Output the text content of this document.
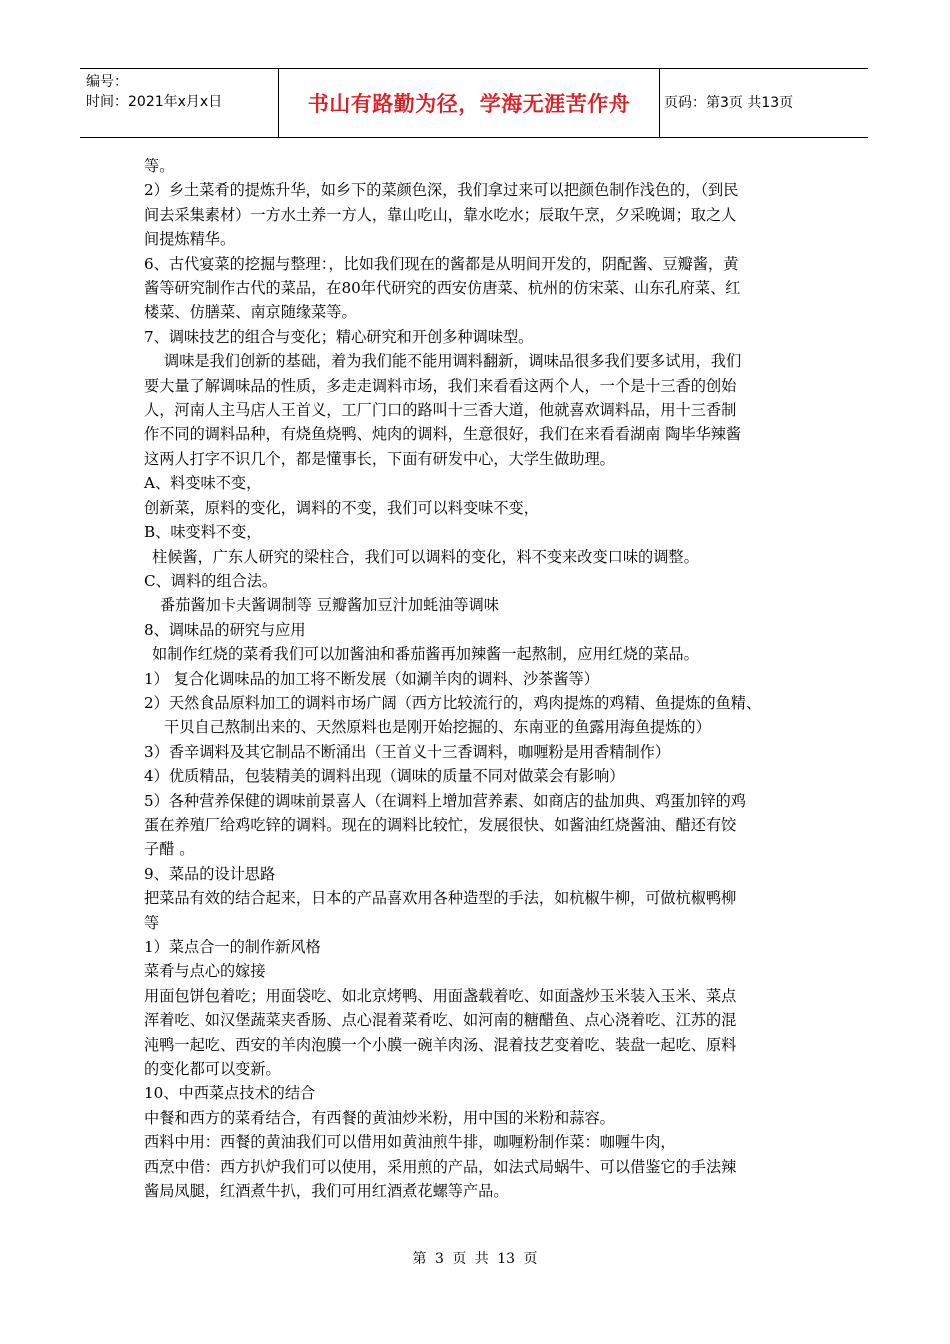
编号：
时间：2021年x月x日	书山有路勤为径，学海无涯苦作舟 页码：第3页 共13页

等。

2）乡土菜肴的提炼升华，如乡下的菜颜色深，我们拿过来可以把颜色制作浅色的，（到民

间去采集素材）一方水土养一方人，靠山吃山，靠水吃水；辰取午烹，夕采晚调；取之人

间提炼精华。

6、古代宴菜的挖掘与整理：，比如我们现在的酱都是从明间开发的，阴配酱、豆瓣酱，黄

酱等研究制作古代的菜品，在80年代研究的西安仿唐菜、杭州的仿宋菜、山东孔府菜、红

楼菜、仿膳菜、南京随缘菜等。

7、调味技艺的组合与变化；精心研究和开创多种调味型。

调味是我们创新的基础，着为我们能不能用调料翻新，调味品很多我们要多试用，我们

要大量了解调味品的性质，多走走调料市场，我们来看看这两个人，一个是十三香的创始

人，河南人主马店人王首义，工厂门口的路叫十三香大道，他就喜欢调料品，用十三香制

作不同的调料品种，有烧鱼烧鸭、炖肉的调料，生意很好，我们在来看看湖南 陶毕华辣酱

这两人打字不识几个，都是懂事长，下面有研发中心，大学生做助理。

A、料变味不变，

创新菜，原料的变化，调料的不变，我们可以料变味不变，

B、味变料不变，

柱候酱，广东人研究的梁柱合，我们可以调料的变化，料不变来改变口味的调整。

C、调料的组合法。

番茄酱加卡夫酱调制等 豆瓣酱加豆汁加蚝油等调味

8、调味品的研究与应用

如制作红烧的菜肴我们可以加酱油和番茄酱再加辣酱一起熬制，应用红烧的菜品。

1） 复合化调味品的加工将不断发展（如涮羊肉的调料、沙茶酱等）

2）天然食品原料加工的调料市场广阔（西方比较流行的，鸡肉提炼的鸡精、鱼提炼的鱼精、

干贝自己熬制出来的、天然原料也是刚开始挖掘的、东南亚的鱼露用海鱼提炼的）

3）香辛调料及其它制品不断涌出（王首义十三香调料，咖喱粉是用香精制作）

4）优质精品，包装精美的调料出现（调味的质量不同对做菜会有影响）

5）各种营养保健的调味前景喜人（在调料上增加营养素、如商店的盐加典、鸡蛋加锌的鸡

蛋在养殖厂给鸡吃锌的调料。现在的调料比较忙，发展很快、如酱油红烧酱油、醋还有饺

子醋 。

9、菜品的设计思路

把菜品有效的结合起来，日本的产品喜欢用各种造型的手法，如杭椒牛柳，可做杭椒鸭柳

等

1）菜点合一的制作新风格

菜肴与点心的嫁接

用面包饼包着吃；用面袋吃、如北京烤鸭、用面盏载着吃、如面盏炒玉米装入玉米、菜点

浑着吃、如汉堡蔬菜夹香肠、点心混着菜肴吃、如河南的糖醋鱼、点心浇着吃、江苏的混

沌鸭一起吃、西安的羊肉泡膜一个小膜一碗羊肉汤、混着技艺变着吃、装盘一起吃、原料

的变化都可以变新。

10、中西菜点技术的结合

中餐和西方的菜肴结合，有西餐的黄油炒米粉，用中国的米粉和蒜容。

西料中用：西餐的黄油我们可以借用如黄油煎牛排，咖喱粉制作菜：咖喱牛肉，

西烹中借：西方扒炉我们可以使用，采用煎的产品，如法式局蜗牛、可以借鉴它的手法辣

酱局凤腿，红酒煮牛扒，我们可用红酒煮花螺等产品。

第 3 页 共 13 页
····················
### [Direction]
Repeat the material above word for word, please, apart from its images.

### [Solution below]
Output the text content of this document.
编号：
时间：2021年x月x日	书山有路勤为径，学海无涯苦作舟 页码：第3页 共13页

等。

2）乡土菜肴的提炼升华，如乡下的菜颜色深，我们拿过来可以把颜色制作浅色的，（到民

间去采集素材）一方水土养一方人，靠山吃山，靠水吃水；辰取午烹，夕采晚调；取之人

间提炼精华。

6、古代宴菜的挖掘与整理：，比如我们现在的酱都是从明间开发的，阴配酱、豆瓣酱，黄

酱等研究制作古代的菜品，在80年代研究的西安仿唐菜、杭州的仿宋菜、山东孔府菜、红

楼菜、仿膳菜、南京随缘菜等。

7、调味技艺的组合与变化；精心研究和开创多种调味型。

调味是我们创新的基础，着为我们能不能用调料翻新，调味品很多我们要多试用，我们

要大量了解调味品的性质，多走走调料市场，我们来看看这两个人，一个是十三香的创始

人，河南人主马店人王首义，工厂门口的路叫十三香大道，他就喜欢调料品，用十三香制

作不同的调料品种，有烧鱼烧鸭、炖肉的调料，生意很好，我们在来看看湖南 陶毕华辣酱

这两人打字不识几个，都是懂事长，下面有研发中心，大学生做助理。

A、料变味不变，

创新菜，原料的变化，调料的不变，我们可以料变味不变，

B、味变料不变，

柱候酱，广东人研究的梁柱合，我们可以调料的变化，料不变来改变口味的调整。

C、调料的组合法。

番茄酱加卡夫酱调制等 豆瓣酱加豆汁加蚝油等调味

8、调味品的研究与应用

如制作红烧的菜肴我们可以加酱油和番茄酱再加辣酱一起熬制，应用红烧的菜品。

1） 复合化调味品的加工将不断发展（如涮羊肉的调料、沙茶酱等）

2）天然食品原料加工的调料市场广阔（西方比较流行的，鸡肉提炼的鸡精、鱼提炼的鱼精、

干贝自己熬制出来的、天然原料也是刚开始挖掘的、东南亚的鱼露用海鱼提炼的）

3）香辛调料及其它制品不断涌出（王首义十三香调料，咖喱粉是用香精制作）

4）优质精品，包装精美的调料出现（调味的质量不同对做菜会有影响）

5）各种营养保健的调味前景喜人（在调料上增加营养素、如商店的盐加典、鸡蛋加锌的鸡

蛋在养殖厂给鸡吃锌的调料。现在的调料比较忙，发展很快、如酱油红烧酱油、醋还有饺

子醋 。

9、菜品的设计思路

把菜品有效的结合起来，日本的产品喜欢用各种造型的手法，如杭椒牛柳，可做杭椒鸭柳

等

1）菜点合一的制作新风格

菜肴与点心的嫁接

用面包饼包着吃；用面袋吃、如北京烤鸭、用面盏载着吃、如面盏炒玉米装入玉米、菜点

浑着吃、如汉堡蔬菜夹香肠、点心混着菜肴吃、如河南的糖醋鱼、点心浇着吃、江苏的混

沌鸭一起吃、西安的羊肉泡膜一个小膜一碗羊肉汤、混着技艺变着吃、装盘一起吃、原料

的变化都可以变新。

10、中西菜点技术的结合

中餐和西方的菜肴结合，有西餐的黄油炒米粉，用中国的米粉和蒜容。

西料中用：西餐的黄油我们可以借用如黄油煎牛排，咖喱粉制作菜：咖喱牛肉，

西烹中借：西方扒炉我们可以使用，采用煎的产品，如法式局蜗牛、可以借鉴它的手法辣

酱局凤腿，红酒煮牛扒，我们可用红酒煮花螺等产品。

第 3 页 共 13 页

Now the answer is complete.